◆ Input records:
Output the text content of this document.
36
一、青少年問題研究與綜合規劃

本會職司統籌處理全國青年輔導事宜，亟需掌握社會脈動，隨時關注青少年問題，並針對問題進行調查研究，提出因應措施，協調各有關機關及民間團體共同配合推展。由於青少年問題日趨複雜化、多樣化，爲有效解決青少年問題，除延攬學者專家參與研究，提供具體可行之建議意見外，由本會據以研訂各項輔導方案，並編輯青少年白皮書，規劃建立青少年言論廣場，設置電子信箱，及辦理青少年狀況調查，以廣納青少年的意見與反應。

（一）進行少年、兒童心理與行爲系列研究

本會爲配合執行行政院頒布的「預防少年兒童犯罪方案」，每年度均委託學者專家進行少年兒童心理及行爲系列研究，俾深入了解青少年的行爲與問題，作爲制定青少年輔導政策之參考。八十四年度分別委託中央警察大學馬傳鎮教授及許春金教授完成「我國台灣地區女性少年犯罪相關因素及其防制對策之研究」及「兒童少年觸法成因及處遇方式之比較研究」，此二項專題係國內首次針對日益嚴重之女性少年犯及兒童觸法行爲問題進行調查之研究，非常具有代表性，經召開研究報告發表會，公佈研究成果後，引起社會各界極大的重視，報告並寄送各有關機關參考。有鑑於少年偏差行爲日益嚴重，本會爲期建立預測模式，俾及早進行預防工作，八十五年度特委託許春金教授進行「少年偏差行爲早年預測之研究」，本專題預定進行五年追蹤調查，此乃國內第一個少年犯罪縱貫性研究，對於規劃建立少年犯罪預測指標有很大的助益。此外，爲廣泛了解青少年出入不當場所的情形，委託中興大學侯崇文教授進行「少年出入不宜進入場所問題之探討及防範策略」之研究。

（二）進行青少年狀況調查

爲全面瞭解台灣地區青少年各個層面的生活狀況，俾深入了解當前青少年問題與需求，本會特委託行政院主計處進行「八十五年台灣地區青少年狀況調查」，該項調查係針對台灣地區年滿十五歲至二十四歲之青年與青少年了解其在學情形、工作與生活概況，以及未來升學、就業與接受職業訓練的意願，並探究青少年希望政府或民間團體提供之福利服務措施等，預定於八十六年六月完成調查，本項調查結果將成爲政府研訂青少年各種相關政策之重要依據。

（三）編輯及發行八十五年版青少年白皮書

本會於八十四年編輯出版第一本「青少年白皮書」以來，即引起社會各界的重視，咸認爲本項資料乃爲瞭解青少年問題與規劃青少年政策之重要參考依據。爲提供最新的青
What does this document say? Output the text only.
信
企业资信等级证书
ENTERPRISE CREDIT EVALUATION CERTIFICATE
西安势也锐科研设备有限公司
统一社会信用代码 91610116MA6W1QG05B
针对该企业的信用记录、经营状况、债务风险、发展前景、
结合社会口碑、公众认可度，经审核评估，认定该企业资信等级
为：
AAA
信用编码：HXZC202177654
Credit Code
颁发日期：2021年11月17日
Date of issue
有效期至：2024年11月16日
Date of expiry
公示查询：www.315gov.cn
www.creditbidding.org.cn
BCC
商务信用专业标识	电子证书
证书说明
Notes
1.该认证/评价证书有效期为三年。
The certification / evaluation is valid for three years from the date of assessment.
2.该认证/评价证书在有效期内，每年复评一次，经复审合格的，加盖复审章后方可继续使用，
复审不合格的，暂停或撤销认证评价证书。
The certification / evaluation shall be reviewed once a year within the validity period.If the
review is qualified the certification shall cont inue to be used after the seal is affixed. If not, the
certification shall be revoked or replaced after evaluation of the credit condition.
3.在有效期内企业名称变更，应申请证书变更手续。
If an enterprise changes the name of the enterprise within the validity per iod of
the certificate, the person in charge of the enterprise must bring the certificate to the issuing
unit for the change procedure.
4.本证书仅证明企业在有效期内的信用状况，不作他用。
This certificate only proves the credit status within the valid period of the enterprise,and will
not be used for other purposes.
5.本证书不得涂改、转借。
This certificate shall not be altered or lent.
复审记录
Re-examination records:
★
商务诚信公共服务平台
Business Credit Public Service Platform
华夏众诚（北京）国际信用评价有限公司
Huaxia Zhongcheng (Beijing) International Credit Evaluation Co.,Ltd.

◆ Written problem: Where a line above holds the string "used", show that line.

◆ Response to this exercise:
review is qualified the certification shall cont inue to be used after the seal is affixed. If not, the
not be used for other purposes.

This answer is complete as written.